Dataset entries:
┏━━

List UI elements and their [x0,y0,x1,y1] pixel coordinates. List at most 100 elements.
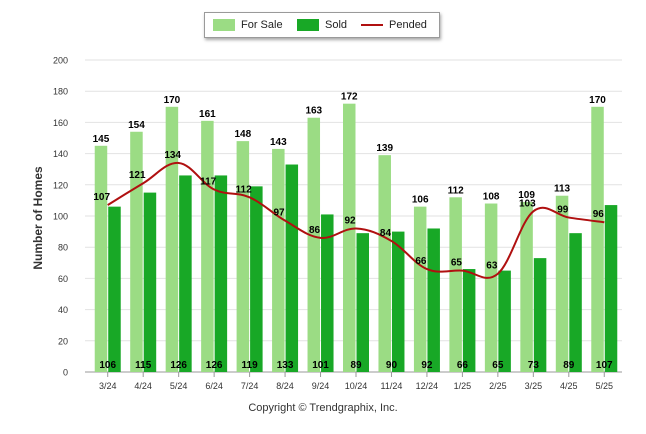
x-tick-label: 8/24 [276,381,294,391]
y-tick-label: 40 [58,305,68,315]
sold-value-label: 89 [563,360,575,371]
pended-value-label: 99 [557,205,569,216]
copyright-footer: Copyright © Trendgraphix, Inc. [248,402,398,414]
for-sale-value-label: 139 [376,143,393,154]
legend-label-pended: Pended [389,19,427,31]
bar-for-sale [378,155,391,372]
for-sale-value-label: 112 [448,185,465,196]
legend-label-for-sale: For Sale [241,19,283,31]
bar-sold [108,206,121,372]
y-tick-label: 120 [53,180,68,190]
sold-value-label: 126 [170,360,187,371]
bar-for-sale [201,120,214,372]
bar-for-sale [272,148,285,372]
x-tick-label: 12/24 [416,381,439,391]
sold-value-label: 106 [99,360,116,371]
y-axis-title: Number of Homes [31,166,45,270]
bar-sold [179,175,192,372]
pended-swatch [361,24,383,26]
x-tick-label: 3/25 [525,381,543,391]
sold-value-label: 119 [242,360,259,371]
x-tick-label: 2/25 [489,381,507,391]
sold-swatch [297,19,319,31]
bar-for-sale [413,206,427,372]
sold-value-label: 89 [350,360,362,371]
bar-for-sale [236,141,250,372]
bar-sold [321,214,334,372]
for-sale-value-label: 113 [554,184,571,195]
sold-value-label: 73 [528,360,540,371]
bar-for-sale [520,201,533,372]
for-sale-value-label: 170 [589,95,606,106]
bar-sold [604,205,618,372]
for-sale-value-label: 172 [341,92,358,103]
for-sale-value-label: 106 [412,195,429,206]
bar-for-sale [94,145,108,372]
for-sale-value-label: 161 [199,109,216,120]
x-tick-label: 5/25 [596,381,614,391]
bar-sold [498,270,511,372]
bar-for-sale [307,117,321,372]
for-sale-value-label: 170 [164,95,181,106]
sold-value-label: 107 [596,360,613,371]
pended-value-label: 97 [274,208,286,219]
for-sale-value-label: 143 [270,137,287,148]
pended-value-label: 96 [593,209,605,220]
bar-for-sale [165,106,179,373]
pended-value-label: 107 [93,192,110,203]
x-tick-label: 3/24 [99,381,117,391]
y-tick-label: 80 [58,243,68,253]
pended-value-label: 121 [129,170,146,181]
bar-for-sale [130,131,143,372]
y-tick-label: 100 [53,212,68,222]
x-tick-label: 1/25 [454,381,472,391]
pended-value-label: 86 [309,225,321,236]
x-tick-label: 4/25 [560,381,578,391]
y-tick-label: 20 [58,336,68,346]
y-tick-label: 0 [63,368,68,378]
bar-sold [143,192,157,372]
sold-value-label: 133 [277,360,294,371]
bar-sold [533,258,547,372]
x-tick-label: 10/24 [345,381,368,391]
bar-sold [250,186,263,372]
for-sale-value-label: 145 [93,134,110,145]
x-tick-label: 4/24 [134,381,152,391]
sold-value-label: 66 [457,360,469,371]
bar-sold [214,175,228,372]
x-tick-label: 5/24 [170,381,188,391]
bar-for-sale [555,195,569,372]
legend: For Sale Sold Pended [204,12,440,38]
y-tick-label: 180 [53,87,68,97]
x-tick-label: 11/24 [381,381,403,391]
bar-sold [356,233,369,372]
x-tick-label: 7/24 [241,381,259,391]
legend-label-sold: Sold [325,19,348,31]
for-sale-swatch [213,19,235,31]
pended-value-label: 112 [236,184,253,195]
bars [94,103,618,373]
pended-value-label: 134 [164,150,181,161]
for-sale-value-label: 163 [305,106,322,117]
for-sale-value-label: 154 [128,120,145,131]
pended-line-path [107,161,605,279]
x-tick-label: 6/24 [205,381,223,391]
pended-value-label: 84 [380,228,392,239]
bar-sold [462,269,476,372]
bar-for-sale [449,197,462,372]
x-tick-label: 9/24 [312,381,330,391]
y-tick-label: 60 [58,274,68,284]
y-tick-label: 200 [53,56,68,66]
sold-value-label: 126 [206,360,223,371]
for-sale-value-label: 148 [235,129,252,140]
pended-line [107,161,605,279]
bar-sold [569,233,582,372]
y-tick-label: 140 [53,149,68,159]
pended-value-label: 103 [519,198,536,209]
sold-value-label: 115 [135,360,152,371]
pended-value-label: 92 [344,215,356,226]
pended-value-label: 65 [451,258,463,269]
pended-value-label: 117 [200,176,217,187]
pended-value-label: 66 [415,256,427,267]
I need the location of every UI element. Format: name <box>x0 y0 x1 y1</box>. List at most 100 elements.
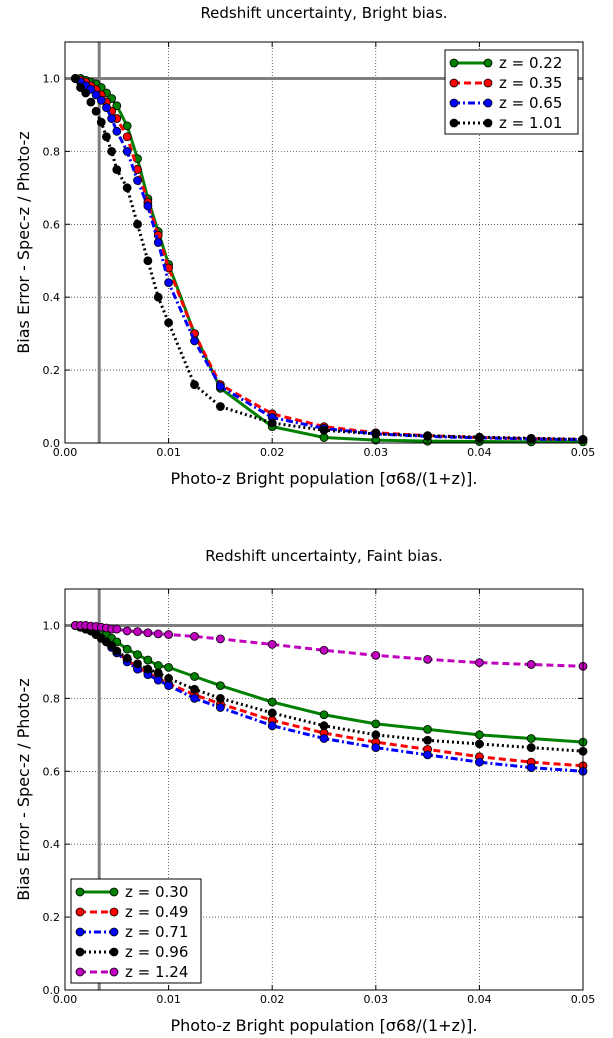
data-point <box>112 101 122 111</box>
x-tick-label: 0.01 <box>156 446 181 459</box>
data-point <box>267 697 277 707</box>
data-point <box>474 739 484 749</box>
data-point <box>122 626 132 636</box>
data-point <box>423 724 433 734</box>
x-tick-label: 0.00 <box>53 446 78 459</box>
data-point <box>133 176 142 185</box>
data-point <box>133 219 142 229</box>
data-point <box>164 630 174 639</box>
data-point <box>153 668 163 678</box>
data-point <box>215 693 225 703</box>
data-point <box>164 673 174 683</box>
series-2 <box>70 621 588 771</box>
data-point <box>81 88 91 98</box>
data-point <box>96 117 106 127</box>
data-point <box>164 318 174 328</box>
data-point <box>474 730 484 740</box>
y-tick-label: 0.4 <box>43 291 61 304</box>
data-point <box>112 624 122 634</box>
y-axis-label: Bias Error - Spec-z / Photo-z <box>14 131 33 353</box>
data-point <box>474 432 484 442</box>
legend-marker <box>109 907 119 917</box>
data-point <box>102 132 111 142</box>
data-point <box>107 146 117 156</box>
legend-marker <box>75 887 85 897</box>
data-point <box>143 201 153 211</box>
data-point <box>122 146 132 156</box>
data-point <box>91 90 101 100</box>
data-point <box>190 693 199 703</box>
x-tick-label: 0.04 <box>467 993 492 1006</box>
series-line <box>75 623 584 744</box>
x-tick-label: 0.04 <box>467 446 492 459</box>
data-point <box>526 660 536 669</box>
data-point <box>190 336 199 346</box>
legend-label: z = 0.35 <box>499 74 562 92</box>
data-point <box>371 650 381 660</box>
data-point <box>423 735 433 745</box>
y-tick-label: 0.6 <box>43 218 61 231</box>
x-axis-label: Photo-z Bright population [σ68/(1+z)]. <box>170 1016 477 1035</box>
series-4 <box>70 74 588 444</box>
data-point <box>190 380 199 390</box>
data-point <box>164 278 174 288</box>
data-point <box>76 83 85 92</box>
data-point <box>319 433 329 442</box>
data-point <box>267 721 277 731</box>
data-point <box>143 628 153 638</box>
data-point <box>526 433 536 443</box>
data-point <box>319 425 329 435</box>
data-point <box>319 710 329 720</box>
legend-marker <box>483 58 493 68</box>
y-tick-label: 0.8 <box>43 692 61 705</box>
legend-marker <box>449 98 459 108</box>
legend-marker <box>449 58 459 68</box>
data-point <box>526 734 536 743</box>
x-axis-label: Photo-z Bright population [σ68/(1+z)]. <box>170 469 477 488</box>
data-point <box>122 183 132 193</box>
data-point <box>371 429 381 439</box>
y-tick-label: 0.8 <box>43 145 61 158</box>
data-point <box>96 95 106 105</box>
data-point <box>423 750 433 760</box>
legend-marker <box>449 118 459 128</box>
legend-marker <box>109 887 119 897</box>
data-point <box>107 114 117 123</box>
data-point <box>267 708 277 718</box>
x-tick-label: 0.00 <box>53 993 78 1006</box>
x-tick-label: 0.03 <box>364 993 389 1006</box>
series-line <box>75 623 584 668</box>
data-point <box>215 402 225 411</box>
y-tick-label: 0.6 <box>43 765 61 778</box>
legend: z = 0.30 z = 0.49 z = 0.71 z = 0.96 z = 1.24 <box>70 878 202 984</box>
data-point <box>215 681 225 691</box>
data-point <box>153 238 163 247</box>
y-tick-label: 0.2 <box>43 364 61 377</box>
data-point <box>153 629 163 639</box>
legend-label: z = 0.71 <box>125 923 188 941</box>
data-point <box>102 103 111 113</box>
data-point <box>91 106 101 116</box>
data-point <box>164 662 174 672</box>
data-point <box>526 743 536 752</box>
y-tick-label: 0.2 <box>43 911 61 924</box>
data-point <box>319 645 329 655</box>
legend: z = 0.22 z = 0.35 z = 0.65 z = 1.01 <box>444 49 579 135</box>
legend-marker <box>483 98 493 108</box>
data-point <box>143 664 153 674</box>
data-point <box>122 653 132 663</box>
data-point <box>371 730 381 740</box>
data-point <box>86 97 96 107</box>
y-tick-label: 0.0 <box>43 437 61 450</box>
legend-marker <box>483 78 493 88</box>
data-point <box>122 121 132 131</box>
data-point <box>371 743 381 752</box>
data-point <box>190 631 199 641</box>
series-line <box>74 624 584 768</box>
legend-label: z = 0.65 <box>499 94 562 112</box>
data-point <box>319 721 329 731</box>
y-tick-label: 1.0 <box>43 619 61 632</box>
data-point <box>112 126 122 136</box>
data-point <box>153 675 163 685</box>
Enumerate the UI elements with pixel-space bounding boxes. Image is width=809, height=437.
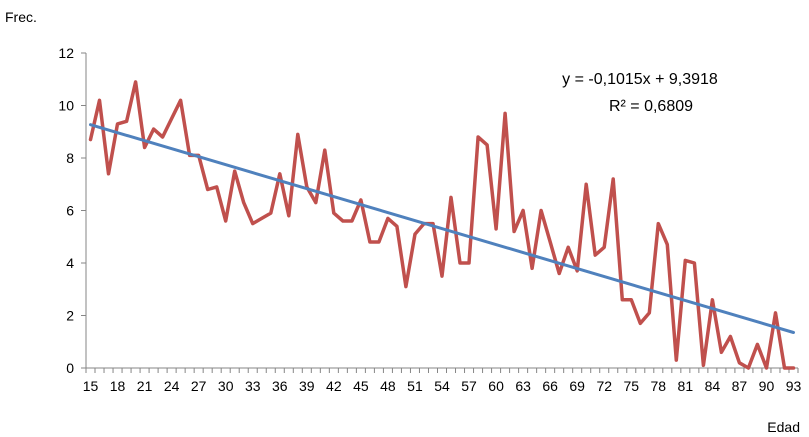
y-tick-label: 12 [58,45,74,61]
x-tick-label: 24 [164,378,180,394]
x-tick-label: 54 [434,378,450,394]
x-tick-label: 48 [380,378,396,394]
x-tick-label: 66 [542,378,558,394]
trendline-equation: y = -0,1015x + 9,3918 [562,71,718,88]
x-tick-label: 18 [110,378,126,394]
x-tick-label: 36 [272,378,288,394]
x-tick-label: 57 [461,378,477,394]
x-tick-label: 78 [651,378,667,394]
plot-series [91,82,794,368]
trendline-r-squared: R² = 0,6809 [609,98,693,115]
x-tick-label: 93 [786,378,802,394]
y-tick-label: 10 [58,98,74,114]
x-tick-label: 81 [678,378,694,394]
x-axis: 15 18 21 24 27 30 33 36 39 42 45 48 51 54 57 60 63 66 69 72… [83,368,802,394]
y-axis: 0 2 4 6 8 10 12 [58,45,86,376]
x-tick-label: 87 [732,378,748,394]
trendline [91,125,794,333]
x-tick-label: 42 [326,378,342,394]
x-tick-label: 69 [569,378,585,394]
x-tick-label: 51 [407,378,423,394]
x-tick-label: 84 [705,378,721,394]
y-tick-label: 0 [66,360,74,376]
y-tick-label: 8 [66,150,74,166]
y-tick-label: 6 [66,203,74,219]
x-tick-label: 30 [218,378,234,394]
x-axis-title: Edad [767,419,800,435]
x-tick-label: 39 [299,378,315,394]
x-tick-label: 63 [515,378,531,394]
y-axis-title: Frec. [5,9,37,25]
x-tick-label: 15 [83,378,99,394]
x-tick-label: 72 [596,378,612,394]
y-tick-label: 2 [66,308,74,324]
x-tick-label: 27 [191,378,207,394]
x-tick-label: 60 [488,378,504,394]
x-tick-label: 75 [623,378,639,394]
y-tick-label: 4 [66,255,74,271]
x-tick-label: 21 [137,378,153,394]
x-tick-label: 90 [759,378,775,394]
series-line-frec [91,82,794,368]
x-tick-label: 33 [245,378,261,394]
x-tick-label: 45 [353,378,369,394]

┗━━

Task goal: Can you arrange the listing lines above as a JSON list of strings, one string per line with blank lines left out? Begin at the line that has "y-tick-label: 12 [58,45,74,61]" and stop after the line that has "y-tick-label: 4 [66,255,74,271]".

Result of the task:
[
  "y-tick-label: 12 [58,45,74,61]",
  "x-tick-label: 24 [164,378,180,394]",
  "x-tick-label: 54 [434,378,450,394]",
  "x-tick-label: 48 [380,378,396,394]",
  "x-tick-label: 66 [542,378,558,394]",
  "trendline-equation: y = -0,1015x + 9,3918 [562,71,718,88]",
  "x-tick-label: 18 [110,378,126,394]",
  "x-tick-label: 36 [272,378,288,394]",
  "x-tick-label: 57 [461,378,477,394]",
  "x-tick-label: 78 [651,378,667,394]",
  "plot-series [91,82,794,368]",
  "trendline-r-squared: R² = 0,6809 [609,98,693,115]",
  "x-tick-label: 93 [786,378,802,394]",
  "y-tick-label: 10 [58,98,74,114]",
  "x-tick-label: 81 [678,378,694,394]",
  "x-axis: 15 18 21 24 27 30 33 36 39 42 45 48 51 54 57 60 63 66 69 72… [83,368,802,394]",
  "y-axis: 0 2 4 6 8 10 12 [58,45,86,376]",
  "x-tick-label: 87 [732,378,748,394]",
  "trendline [91,125,794,333]",
  "x-tick-label: 42 [326,378,342,394]",
  "x-tick-label: 69 [569,378,585,394]",
  "x-tick-label: 51 [407,378,423,394]",
  "x-tick-label: 84 [705,378,721,394]",
  "y-tick-label: 0 [66,360,74,376]",
  "y-tick-label: 8 [66,150,74,166]",
  "y-tick-label: 6 [66,203,74,219]",
  "x-tick-label: 30 [218,378,234,394]",
  "x-axis-title: Edad [767,419,800,435]",
  "x-tick-label: 39 [299,378,315,394]",
  "x-tick-label: 63 [515,378,531,394]",
  "y-axis-title: Frec. [5,9,37,25]",
  "x-tick-label: 15 [83,378,99,394]",
  "x-tick-label: 72 [596,378,612,394]",
  "y-tick-label: 2 [66,308,74,324]",
  "x-tick-label: 27 [191,378,207,394]",
  "x-tick-label: 60 [488,378,504,394]",
  "x-tick-label: 75 [623,378,639,394]",
  "y-tick-label: 4 [66,255,74,271]"
]